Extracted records
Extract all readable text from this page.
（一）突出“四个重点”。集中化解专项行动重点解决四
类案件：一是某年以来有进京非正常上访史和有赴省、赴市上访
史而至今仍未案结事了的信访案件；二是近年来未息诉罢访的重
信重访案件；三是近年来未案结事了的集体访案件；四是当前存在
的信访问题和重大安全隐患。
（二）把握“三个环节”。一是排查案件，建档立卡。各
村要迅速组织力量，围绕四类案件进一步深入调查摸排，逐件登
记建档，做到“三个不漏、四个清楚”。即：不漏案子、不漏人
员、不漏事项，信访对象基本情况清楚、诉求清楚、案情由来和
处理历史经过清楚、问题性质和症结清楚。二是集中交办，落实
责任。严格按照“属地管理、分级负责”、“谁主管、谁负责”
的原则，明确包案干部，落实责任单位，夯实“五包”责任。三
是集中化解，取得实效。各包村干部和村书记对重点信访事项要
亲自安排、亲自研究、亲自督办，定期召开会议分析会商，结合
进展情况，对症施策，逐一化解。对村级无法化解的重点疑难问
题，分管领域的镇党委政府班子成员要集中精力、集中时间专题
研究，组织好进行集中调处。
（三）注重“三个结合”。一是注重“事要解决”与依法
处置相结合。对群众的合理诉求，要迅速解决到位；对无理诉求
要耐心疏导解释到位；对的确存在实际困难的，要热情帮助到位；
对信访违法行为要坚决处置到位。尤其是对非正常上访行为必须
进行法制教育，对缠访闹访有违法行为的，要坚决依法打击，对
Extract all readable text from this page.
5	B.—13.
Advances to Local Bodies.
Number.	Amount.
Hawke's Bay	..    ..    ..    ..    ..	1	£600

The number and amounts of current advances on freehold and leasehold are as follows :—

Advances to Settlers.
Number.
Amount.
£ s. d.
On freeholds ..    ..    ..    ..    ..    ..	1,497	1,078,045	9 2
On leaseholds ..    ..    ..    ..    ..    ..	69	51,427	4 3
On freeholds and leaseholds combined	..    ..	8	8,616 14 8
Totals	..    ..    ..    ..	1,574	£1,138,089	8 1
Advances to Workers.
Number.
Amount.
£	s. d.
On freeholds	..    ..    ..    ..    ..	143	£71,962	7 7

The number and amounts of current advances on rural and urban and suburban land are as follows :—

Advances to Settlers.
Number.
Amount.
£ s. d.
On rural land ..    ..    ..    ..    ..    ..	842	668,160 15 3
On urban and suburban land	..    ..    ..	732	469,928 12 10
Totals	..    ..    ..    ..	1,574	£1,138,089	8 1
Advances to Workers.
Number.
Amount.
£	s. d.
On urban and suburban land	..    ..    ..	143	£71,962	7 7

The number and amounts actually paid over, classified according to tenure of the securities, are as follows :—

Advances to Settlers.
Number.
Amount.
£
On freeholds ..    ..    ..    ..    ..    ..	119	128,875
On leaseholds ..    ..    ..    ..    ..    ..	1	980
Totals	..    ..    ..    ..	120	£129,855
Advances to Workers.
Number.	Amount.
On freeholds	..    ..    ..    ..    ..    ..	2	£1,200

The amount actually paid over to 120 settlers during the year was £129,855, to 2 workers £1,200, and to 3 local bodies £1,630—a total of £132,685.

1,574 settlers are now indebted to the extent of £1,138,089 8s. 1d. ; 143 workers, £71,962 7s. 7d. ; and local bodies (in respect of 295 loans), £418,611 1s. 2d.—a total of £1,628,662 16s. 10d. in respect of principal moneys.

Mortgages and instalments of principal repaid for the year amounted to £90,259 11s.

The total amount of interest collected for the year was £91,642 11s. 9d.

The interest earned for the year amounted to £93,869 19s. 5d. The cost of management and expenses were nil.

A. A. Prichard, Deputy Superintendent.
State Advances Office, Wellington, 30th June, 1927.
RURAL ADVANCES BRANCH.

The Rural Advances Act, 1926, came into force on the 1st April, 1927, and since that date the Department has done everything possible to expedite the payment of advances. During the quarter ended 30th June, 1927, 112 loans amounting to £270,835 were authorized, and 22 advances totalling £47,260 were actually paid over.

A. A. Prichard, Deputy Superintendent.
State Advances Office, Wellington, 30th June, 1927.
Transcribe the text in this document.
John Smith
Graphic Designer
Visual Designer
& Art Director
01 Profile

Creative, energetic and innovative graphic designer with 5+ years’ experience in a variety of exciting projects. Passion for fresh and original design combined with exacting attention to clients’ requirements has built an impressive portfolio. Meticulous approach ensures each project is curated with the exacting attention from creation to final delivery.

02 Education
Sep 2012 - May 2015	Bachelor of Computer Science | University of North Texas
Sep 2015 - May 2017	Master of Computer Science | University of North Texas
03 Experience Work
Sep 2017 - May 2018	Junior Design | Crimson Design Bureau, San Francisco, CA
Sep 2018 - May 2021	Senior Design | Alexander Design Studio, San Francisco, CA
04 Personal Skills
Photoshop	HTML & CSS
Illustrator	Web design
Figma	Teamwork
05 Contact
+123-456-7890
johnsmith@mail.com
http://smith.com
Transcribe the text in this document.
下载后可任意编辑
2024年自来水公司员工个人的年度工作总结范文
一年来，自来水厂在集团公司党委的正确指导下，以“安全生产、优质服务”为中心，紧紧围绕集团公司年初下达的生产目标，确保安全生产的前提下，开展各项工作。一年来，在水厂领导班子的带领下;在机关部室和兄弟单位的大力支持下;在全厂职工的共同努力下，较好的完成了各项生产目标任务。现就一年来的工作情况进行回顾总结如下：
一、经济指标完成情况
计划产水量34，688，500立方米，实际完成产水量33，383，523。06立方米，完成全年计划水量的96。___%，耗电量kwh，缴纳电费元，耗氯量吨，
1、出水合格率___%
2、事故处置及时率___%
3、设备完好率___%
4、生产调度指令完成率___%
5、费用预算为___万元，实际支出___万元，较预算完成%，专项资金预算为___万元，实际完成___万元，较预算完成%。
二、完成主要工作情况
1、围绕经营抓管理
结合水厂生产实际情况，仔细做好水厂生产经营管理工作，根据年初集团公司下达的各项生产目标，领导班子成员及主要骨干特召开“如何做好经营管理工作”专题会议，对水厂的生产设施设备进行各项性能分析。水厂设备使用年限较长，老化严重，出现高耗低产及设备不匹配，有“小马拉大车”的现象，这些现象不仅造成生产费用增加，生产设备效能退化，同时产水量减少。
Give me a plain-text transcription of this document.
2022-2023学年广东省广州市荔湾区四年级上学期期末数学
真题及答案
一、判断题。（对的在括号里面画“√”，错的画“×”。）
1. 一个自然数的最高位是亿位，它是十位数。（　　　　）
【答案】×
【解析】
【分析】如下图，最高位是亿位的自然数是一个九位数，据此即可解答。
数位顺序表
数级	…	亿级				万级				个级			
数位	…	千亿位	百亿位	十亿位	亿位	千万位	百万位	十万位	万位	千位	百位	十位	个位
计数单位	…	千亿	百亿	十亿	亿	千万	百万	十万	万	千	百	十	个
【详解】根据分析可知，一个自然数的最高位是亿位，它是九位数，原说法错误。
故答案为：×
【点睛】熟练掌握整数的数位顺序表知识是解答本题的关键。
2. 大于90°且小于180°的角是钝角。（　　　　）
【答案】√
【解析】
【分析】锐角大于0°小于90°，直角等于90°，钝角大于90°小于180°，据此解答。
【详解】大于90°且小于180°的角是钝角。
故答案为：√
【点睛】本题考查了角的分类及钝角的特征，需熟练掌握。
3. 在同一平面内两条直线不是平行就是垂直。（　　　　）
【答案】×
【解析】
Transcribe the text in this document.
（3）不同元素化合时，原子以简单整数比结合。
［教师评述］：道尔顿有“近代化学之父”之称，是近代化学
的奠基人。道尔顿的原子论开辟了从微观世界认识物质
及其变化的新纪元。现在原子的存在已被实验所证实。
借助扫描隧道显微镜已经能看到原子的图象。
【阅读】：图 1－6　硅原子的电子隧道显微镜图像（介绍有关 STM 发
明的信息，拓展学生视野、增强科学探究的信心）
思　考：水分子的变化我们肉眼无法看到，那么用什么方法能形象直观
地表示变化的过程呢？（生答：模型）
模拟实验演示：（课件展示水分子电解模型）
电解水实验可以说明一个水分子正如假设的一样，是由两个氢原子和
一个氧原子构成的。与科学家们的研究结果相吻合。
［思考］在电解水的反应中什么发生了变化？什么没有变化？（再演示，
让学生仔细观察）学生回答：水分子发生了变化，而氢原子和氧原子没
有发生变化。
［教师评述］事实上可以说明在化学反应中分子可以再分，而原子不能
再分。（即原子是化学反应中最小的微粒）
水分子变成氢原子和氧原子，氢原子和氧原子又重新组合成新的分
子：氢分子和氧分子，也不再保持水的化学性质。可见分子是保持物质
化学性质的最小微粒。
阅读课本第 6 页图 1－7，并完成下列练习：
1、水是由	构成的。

-- What is asked --
Tally the lines that hold the string "leaseholds" and state the total, nothing more.

-- Final answer --
3